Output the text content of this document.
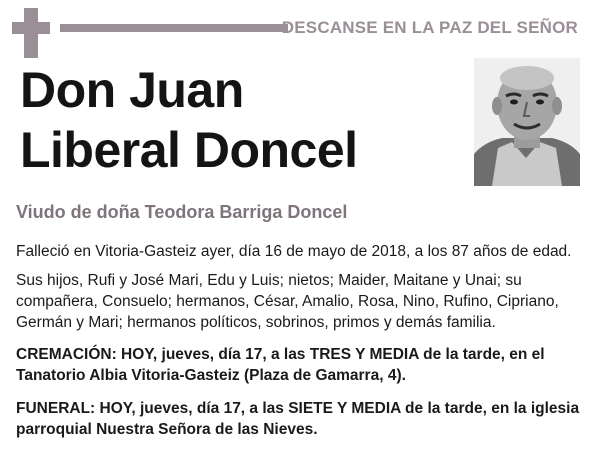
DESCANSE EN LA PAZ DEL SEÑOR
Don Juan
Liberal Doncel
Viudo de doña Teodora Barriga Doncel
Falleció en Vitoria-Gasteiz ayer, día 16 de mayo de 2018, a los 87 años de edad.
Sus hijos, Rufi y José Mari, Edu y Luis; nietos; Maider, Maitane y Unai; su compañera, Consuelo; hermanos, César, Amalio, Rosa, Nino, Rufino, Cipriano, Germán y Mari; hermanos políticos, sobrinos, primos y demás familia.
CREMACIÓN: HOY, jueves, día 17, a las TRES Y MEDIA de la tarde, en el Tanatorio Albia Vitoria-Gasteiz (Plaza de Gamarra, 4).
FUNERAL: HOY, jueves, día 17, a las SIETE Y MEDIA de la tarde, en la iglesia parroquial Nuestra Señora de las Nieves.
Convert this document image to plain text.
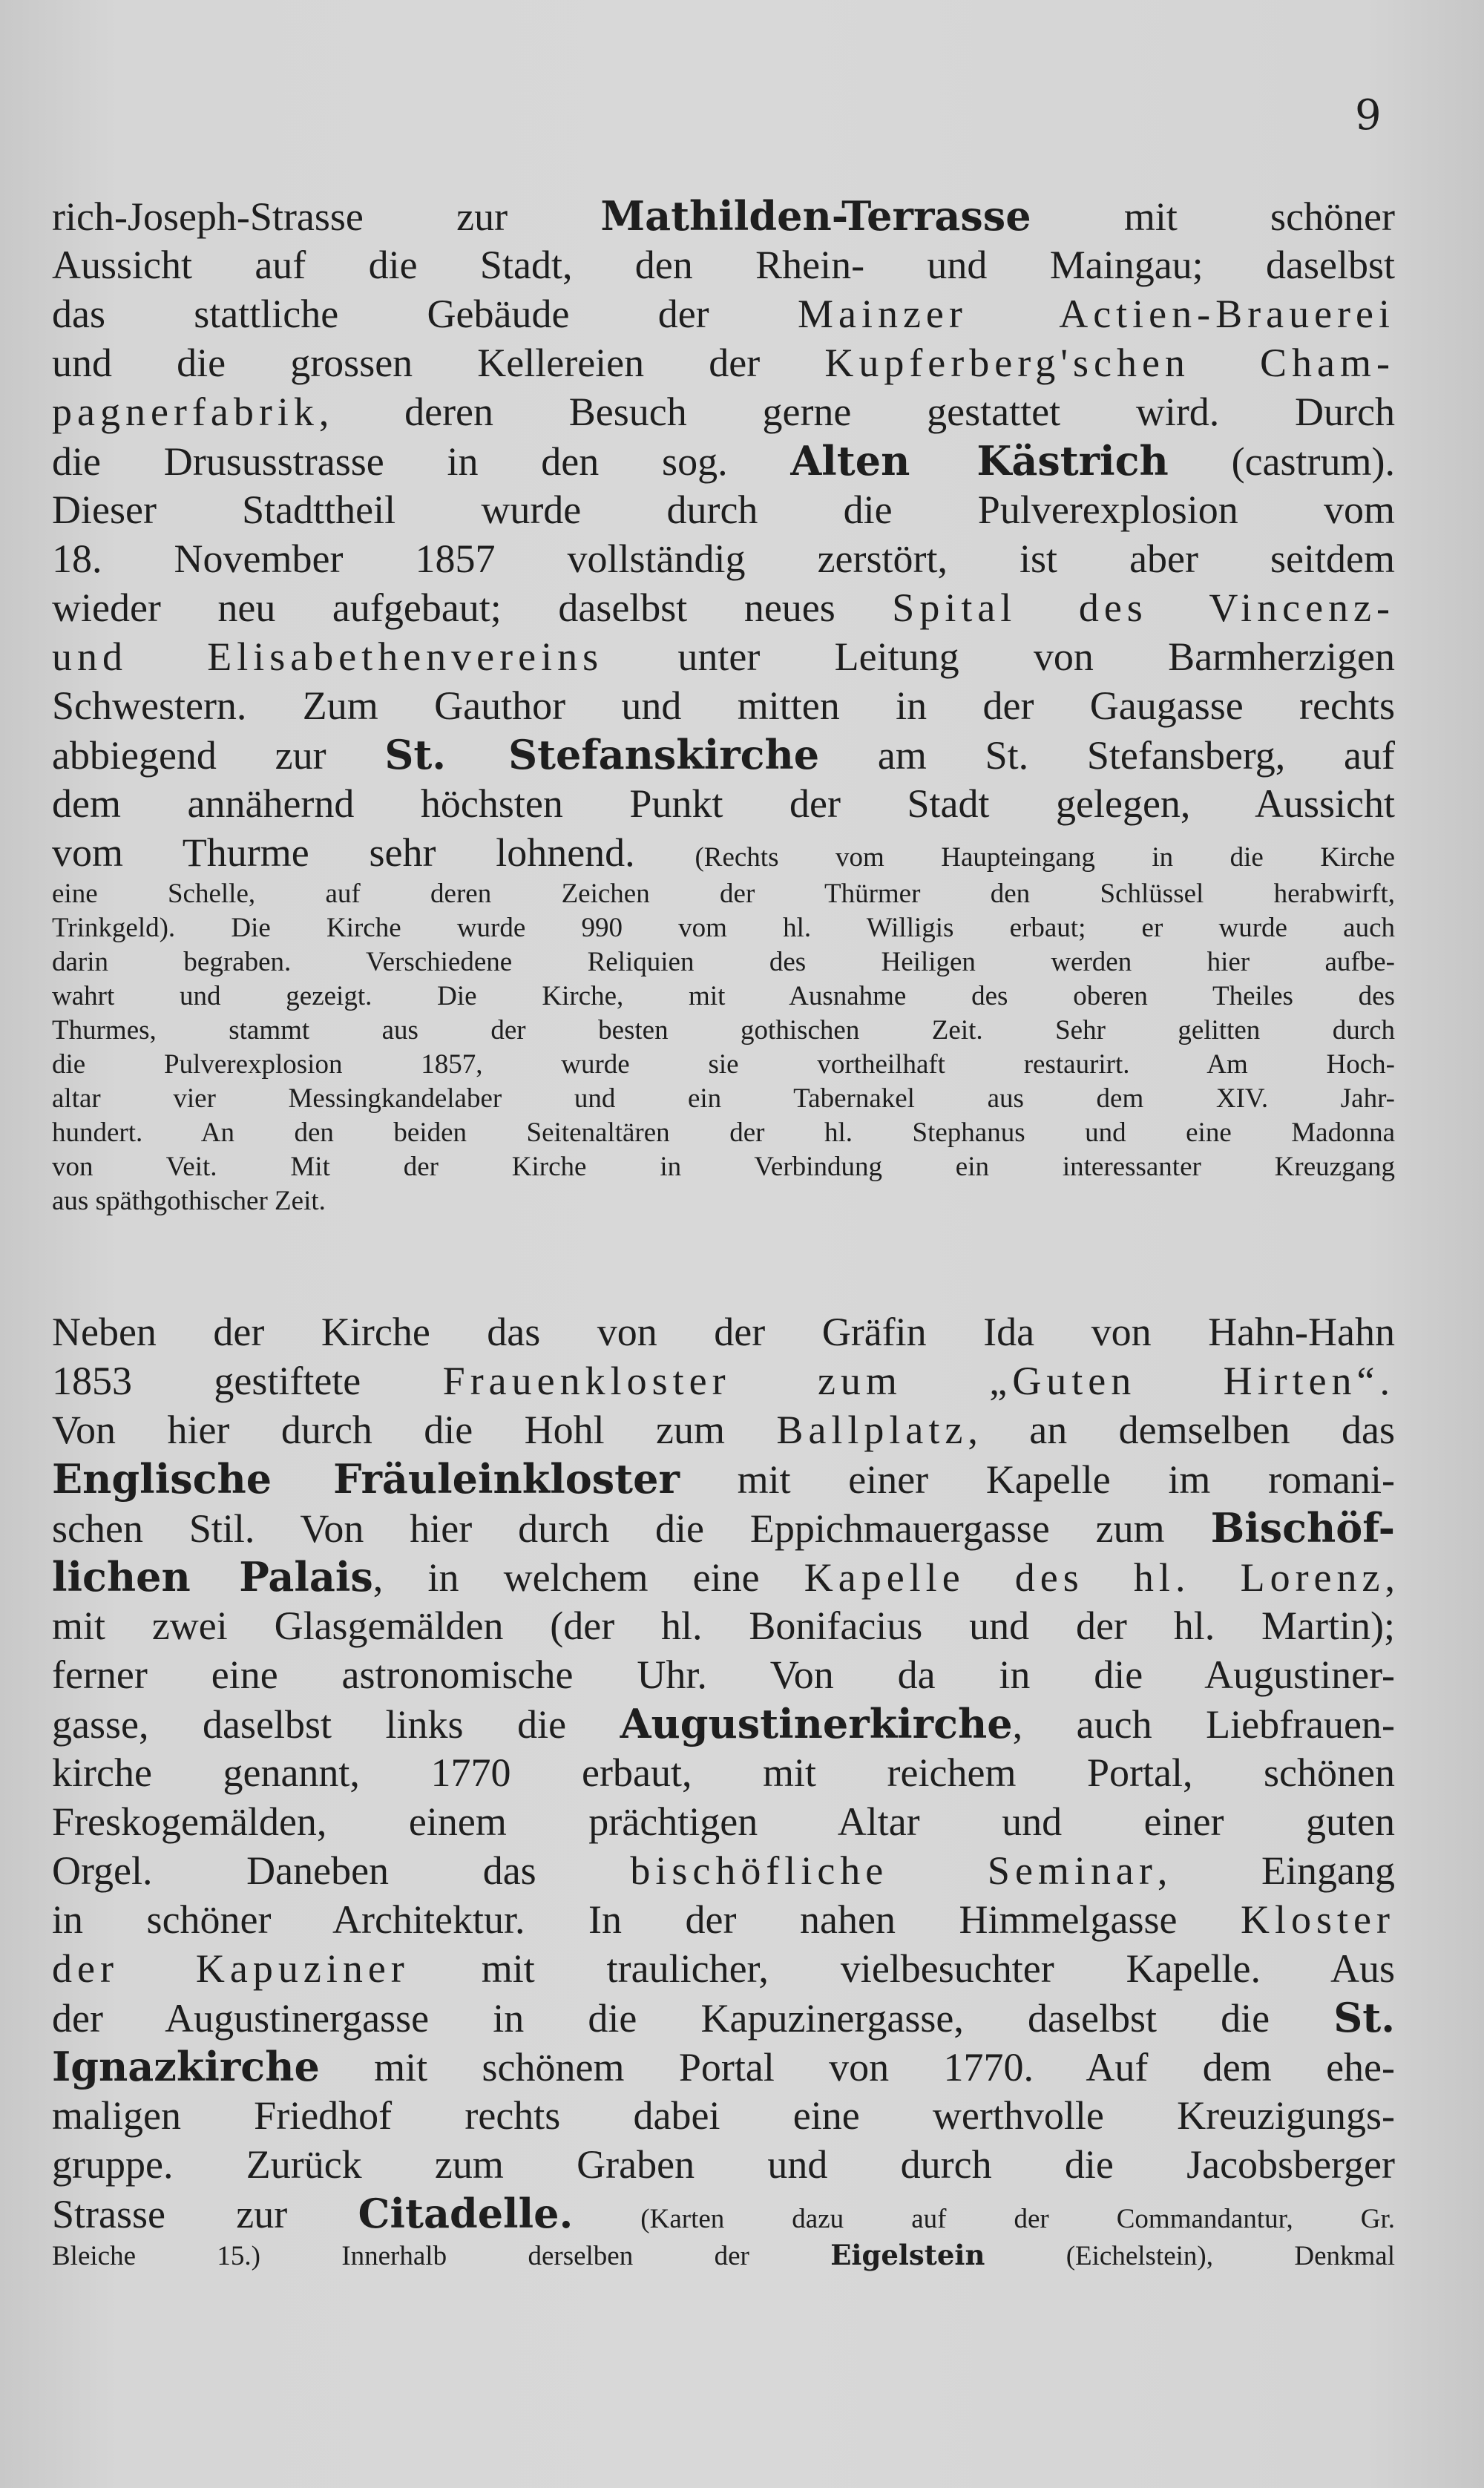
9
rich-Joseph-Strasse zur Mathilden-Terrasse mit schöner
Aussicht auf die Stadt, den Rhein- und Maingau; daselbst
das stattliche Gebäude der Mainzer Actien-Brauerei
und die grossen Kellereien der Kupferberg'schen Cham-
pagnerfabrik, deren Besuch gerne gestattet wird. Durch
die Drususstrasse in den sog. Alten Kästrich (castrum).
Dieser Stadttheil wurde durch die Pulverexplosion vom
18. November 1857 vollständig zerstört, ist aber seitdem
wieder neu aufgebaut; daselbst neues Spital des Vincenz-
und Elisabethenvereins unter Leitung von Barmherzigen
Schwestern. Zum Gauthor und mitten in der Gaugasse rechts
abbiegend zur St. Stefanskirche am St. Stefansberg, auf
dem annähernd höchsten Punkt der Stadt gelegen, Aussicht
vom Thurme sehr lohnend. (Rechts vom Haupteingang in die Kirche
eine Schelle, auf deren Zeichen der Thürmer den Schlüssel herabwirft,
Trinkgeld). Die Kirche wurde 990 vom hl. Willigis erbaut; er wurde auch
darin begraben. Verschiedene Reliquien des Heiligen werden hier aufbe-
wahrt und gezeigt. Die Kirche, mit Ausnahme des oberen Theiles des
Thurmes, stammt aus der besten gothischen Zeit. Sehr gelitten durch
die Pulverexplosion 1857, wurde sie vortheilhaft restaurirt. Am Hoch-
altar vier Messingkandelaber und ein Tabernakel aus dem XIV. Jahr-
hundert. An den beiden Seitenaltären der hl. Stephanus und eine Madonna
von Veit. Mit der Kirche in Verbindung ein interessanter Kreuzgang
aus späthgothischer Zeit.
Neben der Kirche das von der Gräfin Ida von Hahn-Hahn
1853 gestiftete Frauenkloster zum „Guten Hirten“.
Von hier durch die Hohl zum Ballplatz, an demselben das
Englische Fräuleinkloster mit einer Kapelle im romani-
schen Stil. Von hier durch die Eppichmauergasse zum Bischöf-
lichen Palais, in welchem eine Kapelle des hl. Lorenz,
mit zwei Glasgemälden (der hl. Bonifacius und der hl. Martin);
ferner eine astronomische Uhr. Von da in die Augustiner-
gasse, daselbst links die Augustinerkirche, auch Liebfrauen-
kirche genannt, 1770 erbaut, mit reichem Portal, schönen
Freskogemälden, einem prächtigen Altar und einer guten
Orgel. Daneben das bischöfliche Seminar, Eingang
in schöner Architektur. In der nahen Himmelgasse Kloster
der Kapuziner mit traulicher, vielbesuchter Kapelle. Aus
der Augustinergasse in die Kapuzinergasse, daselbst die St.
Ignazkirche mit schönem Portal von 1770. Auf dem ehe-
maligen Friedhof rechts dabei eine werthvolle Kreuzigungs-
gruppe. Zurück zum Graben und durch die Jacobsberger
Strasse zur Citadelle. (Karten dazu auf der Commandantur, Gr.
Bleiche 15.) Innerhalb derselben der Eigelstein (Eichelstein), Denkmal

Problem description >>
Show every line that contains the word "hier".

Reply to the exercise >>
darin begraben. Verschiedene Reliquien des Heiligen werden hier aufbe-
Von hier durch die Hohl zum Ballplatz, an demselben das
schen Stil. Von hier durch die Eppichmauergasse zum Bischöf-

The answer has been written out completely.